Input rows:
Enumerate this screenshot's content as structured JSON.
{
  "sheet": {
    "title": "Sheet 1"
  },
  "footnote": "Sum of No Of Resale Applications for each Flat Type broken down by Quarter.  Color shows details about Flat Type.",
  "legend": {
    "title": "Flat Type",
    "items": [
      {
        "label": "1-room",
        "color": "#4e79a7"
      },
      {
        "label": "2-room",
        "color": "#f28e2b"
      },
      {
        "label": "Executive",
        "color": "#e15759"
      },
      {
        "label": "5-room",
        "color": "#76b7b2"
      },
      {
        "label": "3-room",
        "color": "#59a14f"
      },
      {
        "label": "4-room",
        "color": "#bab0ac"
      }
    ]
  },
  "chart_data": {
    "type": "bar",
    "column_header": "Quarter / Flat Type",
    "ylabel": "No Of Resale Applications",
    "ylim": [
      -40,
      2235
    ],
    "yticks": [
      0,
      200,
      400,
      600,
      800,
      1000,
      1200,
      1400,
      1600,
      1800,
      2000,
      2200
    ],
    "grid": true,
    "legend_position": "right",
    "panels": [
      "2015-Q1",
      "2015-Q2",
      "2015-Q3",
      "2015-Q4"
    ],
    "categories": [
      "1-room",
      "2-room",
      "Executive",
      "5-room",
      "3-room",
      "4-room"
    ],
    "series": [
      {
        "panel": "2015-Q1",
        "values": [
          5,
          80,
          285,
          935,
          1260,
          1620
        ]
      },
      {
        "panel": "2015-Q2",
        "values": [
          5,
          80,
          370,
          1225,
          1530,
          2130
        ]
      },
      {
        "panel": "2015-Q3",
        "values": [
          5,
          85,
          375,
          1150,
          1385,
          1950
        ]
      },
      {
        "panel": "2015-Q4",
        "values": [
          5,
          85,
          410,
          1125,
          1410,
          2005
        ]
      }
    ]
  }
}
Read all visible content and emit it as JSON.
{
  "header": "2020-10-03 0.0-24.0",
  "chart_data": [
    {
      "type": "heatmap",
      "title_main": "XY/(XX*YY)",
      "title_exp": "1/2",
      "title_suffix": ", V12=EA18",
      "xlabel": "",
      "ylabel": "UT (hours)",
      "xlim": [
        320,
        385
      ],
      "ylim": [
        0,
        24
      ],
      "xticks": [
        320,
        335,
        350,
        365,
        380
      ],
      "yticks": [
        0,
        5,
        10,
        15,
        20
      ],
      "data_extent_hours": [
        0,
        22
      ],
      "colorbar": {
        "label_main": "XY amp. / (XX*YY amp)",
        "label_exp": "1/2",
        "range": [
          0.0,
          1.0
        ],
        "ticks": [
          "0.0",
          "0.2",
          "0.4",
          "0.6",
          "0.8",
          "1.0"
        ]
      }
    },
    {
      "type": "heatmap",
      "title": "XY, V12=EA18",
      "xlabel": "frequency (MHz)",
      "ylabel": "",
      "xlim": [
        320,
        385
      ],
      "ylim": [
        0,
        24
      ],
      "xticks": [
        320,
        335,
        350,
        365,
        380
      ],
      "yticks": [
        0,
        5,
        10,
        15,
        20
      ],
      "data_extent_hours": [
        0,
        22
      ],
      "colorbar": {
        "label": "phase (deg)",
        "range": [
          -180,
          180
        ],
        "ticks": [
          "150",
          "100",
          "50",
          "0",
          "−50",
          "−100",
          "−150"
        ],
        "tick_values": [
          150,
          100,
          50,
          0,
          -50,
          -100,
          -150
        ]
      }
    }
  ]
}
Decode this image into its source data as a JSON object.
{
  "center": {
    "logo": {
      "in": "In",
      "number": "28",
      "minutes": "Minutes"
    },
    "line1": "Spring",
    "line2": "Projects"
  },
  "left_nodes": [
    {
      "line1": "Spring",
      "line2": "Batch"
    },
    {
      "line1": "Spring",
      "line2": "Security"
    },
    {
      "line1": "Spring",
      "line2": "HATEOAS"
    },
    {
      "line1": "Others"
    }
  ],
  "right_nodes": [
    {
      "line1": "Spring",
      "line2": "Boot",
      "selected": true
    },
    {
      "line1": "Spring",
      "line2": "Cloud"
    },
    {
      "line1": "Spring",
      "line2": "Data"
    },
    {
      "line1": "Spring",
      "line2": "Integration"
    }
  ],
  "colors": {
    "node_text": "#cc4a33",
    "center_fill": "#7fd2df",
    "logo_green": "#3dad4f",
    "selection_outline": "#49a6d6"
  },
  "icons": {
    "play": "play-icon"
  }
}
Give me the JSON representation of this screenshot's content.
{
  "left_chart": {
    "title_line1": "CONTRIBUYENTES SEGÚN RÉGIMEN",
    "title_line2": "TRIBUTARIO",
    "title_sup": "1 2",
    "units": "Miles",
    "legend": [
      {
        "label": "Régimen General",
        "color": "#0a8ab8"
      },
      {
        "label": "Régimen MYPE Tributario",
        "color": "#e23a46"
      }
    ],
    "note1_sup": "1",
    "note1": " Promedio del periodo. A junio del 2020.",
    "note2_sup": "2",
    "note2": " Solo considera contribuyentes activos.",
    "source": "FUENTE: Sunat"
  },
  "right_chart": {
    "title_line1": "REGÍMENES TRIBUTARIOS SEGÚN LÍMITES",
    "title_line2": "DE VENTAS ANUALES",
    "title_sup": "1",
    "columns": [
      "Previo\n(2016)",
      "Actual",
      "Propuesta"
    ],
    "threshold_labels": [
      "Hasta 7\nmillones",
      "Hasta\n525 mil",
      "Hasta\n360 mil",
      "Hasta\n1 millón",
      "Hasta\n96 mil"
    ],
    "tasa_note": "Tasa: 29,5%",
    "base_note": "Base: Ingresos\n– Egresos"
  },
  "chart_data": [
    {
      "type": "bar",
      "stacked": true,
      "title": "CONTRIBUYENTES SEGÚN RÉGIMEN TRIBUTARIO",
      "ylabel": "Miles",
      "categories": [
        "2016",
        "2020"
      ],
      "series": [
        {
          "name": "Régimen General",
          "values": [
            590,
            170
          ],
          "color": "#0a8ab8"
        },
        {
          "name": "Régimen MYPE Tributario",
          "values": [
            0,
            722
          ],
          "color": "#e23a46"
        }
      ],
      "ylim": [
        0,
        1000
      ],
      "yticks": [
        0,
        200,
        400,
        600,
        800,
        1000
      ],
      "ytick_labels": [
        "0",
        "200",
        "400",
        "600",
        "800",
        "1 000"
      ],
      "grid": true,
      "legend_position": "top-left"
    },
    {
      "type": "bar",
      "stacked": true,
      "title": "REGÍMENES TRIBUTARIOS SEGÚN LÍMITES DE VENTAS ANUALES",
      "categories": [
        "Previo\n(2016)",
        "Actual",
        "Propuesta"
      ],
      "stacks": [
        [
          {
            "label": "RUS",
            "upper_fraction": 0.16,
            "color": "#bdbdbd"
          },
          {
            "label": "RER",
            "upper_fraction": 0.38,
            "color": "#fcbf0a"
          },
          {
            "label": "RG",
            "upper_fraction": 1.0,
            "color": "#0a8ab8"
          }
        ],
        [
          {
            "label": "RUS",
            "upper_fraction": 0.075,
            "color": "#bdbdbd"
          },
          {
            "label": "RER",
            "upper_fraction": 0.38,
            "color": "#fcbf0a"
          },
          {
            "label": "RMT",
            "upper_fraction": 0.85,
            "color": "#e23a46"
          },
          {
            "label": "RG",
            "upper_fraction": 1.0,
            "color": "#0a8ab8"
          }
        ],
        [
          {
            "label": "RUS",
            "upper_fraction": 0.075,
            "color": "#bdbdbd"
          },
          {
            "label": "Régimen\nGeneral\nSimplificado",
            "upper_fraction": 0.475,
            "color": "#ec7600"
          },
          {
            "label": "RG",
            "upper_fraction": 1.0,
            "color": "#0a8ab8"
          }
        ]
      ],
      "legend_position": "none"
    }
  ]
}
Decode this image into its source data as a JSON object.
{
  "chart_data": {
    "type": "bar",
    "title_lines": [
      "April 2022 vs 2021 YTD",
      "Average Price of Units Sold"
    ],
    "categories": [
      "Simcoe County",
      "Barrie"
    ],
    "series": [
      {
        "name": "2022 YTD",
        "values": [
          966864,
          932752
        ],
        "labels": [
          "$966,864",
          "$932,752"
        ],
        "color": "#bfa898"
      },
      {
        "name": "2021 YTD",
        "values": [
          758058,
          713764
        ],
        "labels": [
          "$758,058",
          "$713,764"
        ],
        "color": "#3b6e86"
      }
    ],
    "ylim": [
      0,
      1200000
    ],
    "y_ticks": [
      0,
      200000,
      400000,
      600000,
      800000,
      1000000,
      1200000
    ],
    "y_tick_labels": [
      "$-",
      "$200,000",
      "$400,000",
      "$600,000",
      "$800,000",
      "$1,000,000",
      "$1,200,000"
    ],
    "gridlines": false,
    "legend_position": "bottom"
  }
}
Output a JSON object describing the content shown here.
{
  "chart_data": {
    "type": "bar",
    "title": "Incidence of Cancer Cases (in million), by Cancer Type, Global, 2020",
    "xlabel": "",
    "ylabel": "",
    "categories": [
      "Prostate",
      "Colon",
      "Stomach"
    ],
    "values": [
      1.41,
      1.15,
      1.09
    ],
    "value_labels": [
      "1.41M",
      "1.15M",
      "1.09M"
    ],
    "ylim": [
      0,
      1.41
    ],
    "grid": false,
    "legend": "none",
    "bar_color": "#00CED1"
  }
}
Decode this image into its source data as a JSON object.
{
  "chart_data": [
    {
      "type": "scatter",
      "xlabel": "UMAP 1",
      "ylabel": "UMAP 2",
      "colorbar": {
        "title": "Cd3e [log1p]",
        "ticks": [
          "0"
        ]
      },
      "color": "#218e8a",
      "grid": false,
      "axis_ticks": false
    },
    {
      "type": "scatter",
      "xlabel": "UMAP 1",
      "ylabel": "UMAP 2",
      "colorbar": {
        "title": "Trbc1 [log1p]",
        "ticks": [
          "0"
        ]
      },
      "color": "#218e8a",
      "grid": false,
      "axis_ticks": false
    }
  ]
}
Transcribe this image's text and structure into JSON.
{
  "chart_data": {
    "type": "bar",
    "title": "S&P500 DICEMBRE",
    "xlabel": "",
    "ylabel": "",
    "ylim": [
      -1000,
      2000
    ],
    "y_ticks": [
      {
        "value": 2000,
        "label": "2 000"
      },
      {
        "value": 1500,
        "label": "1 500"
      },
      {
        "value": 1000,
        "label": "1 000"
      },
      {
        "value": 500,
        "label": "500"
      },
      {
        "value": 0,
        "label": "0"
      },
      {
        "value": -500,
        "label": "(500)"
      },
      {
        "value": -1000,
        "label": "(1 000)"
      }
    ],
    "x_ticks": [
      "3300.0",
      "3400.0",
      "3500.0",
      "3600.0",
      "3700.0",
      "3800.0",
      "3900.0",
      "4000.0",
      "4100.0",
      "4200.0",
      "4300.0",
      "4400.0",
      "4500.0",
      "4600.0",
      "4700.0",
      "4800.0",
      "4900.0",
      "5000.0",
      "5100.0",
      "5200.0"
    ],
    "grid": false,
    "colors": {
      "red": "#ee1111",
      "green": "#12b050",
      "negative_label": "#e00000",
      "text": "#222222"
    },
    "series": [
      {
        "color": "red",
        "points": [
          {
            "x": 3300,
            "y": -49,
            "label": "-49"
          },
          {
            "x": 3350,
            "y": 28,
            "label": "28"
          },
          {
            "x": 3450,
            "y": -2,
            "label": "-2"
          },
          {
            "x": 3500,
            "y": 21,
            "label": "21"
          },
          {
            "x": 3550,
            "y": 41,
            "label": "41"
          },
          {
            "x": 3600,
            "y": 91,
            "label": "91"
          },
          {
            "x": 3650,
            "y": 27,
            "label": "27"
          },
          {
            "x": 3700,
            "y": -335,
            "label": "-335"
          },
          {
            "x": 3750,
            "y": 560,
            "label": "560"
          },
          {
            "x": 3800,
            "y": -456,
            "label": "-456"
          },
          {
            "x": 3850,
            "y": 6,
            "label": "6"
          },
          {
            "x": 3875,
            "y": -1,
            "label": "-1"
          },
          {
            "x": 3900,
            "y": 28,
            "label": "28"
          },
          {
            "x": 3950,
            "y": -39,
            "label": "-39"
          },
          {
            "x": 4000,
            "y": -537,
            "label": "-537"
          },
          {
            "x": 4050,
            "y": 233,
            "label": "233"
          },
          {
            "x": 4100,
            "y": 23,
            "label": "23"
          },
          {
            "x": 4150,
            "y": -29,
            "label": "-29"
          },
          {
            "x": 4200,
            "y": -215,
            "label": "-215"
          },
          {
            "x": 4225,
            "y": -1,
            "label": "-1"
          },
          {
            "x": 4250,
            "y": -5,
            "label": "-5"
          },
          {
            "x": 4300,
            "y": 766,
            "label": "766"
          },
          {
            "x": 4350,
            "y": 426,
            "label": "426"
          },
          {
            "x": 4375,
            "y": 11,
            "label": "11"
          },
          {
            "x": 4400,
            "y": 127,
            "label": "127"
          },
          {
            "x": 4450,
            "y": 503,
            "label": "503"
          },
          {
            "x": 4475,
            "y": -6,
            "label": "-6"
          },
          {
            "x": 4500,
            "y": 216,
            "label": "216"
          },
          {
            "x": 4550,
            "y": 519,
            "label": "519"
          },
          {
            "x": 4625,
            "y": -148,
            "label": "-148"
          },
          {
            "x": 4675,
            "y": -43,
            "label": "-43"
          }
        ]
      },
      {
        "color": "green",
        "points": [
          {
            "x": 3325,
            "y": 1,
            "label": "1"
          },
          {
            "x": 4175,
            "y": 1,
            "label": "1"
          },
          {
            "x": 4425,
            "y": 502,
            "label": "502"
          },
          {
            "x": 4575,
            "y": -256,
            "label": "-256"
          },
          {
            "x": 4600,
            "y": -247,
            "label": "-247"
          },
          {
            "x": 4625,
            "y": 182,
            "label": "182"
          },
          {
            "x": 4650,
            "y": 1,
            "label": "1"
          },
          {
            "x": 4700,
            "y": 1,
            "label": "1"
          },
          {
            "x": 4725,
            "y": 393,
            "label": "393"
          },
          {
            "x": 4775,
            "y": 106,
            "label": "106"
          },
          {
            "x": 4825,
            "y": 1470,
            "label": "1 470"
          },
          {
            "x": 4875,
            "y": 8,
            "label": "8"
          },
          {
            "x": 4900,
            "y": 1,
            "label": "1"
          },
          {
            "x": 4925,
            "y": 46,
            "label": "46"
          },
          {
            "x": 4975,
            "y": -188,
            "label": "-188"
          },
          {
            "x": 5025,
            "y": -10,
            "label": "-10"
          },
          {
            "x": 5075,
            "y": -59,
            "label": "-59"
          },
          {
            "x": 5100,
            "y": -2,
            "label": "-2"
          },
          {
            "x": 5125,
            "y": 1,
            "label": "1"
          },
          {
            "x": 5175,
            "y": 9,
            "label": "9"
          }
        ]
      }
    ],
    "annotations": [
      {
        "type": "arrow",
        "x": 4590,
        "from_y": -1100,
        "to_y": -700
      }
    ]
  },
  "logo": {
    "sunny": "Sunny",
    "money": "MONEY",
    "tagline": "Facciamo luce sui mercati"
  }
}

What this task involves:
Lines from the records above that hold "ANUALES" are the ones to list.

The response:
    "title_line2": "DE VENTAS ANUALES",
      "title": "REGÍMENES TRIBUTARIOS SEGÚN LÍMITES DE VENTAS ANUALES",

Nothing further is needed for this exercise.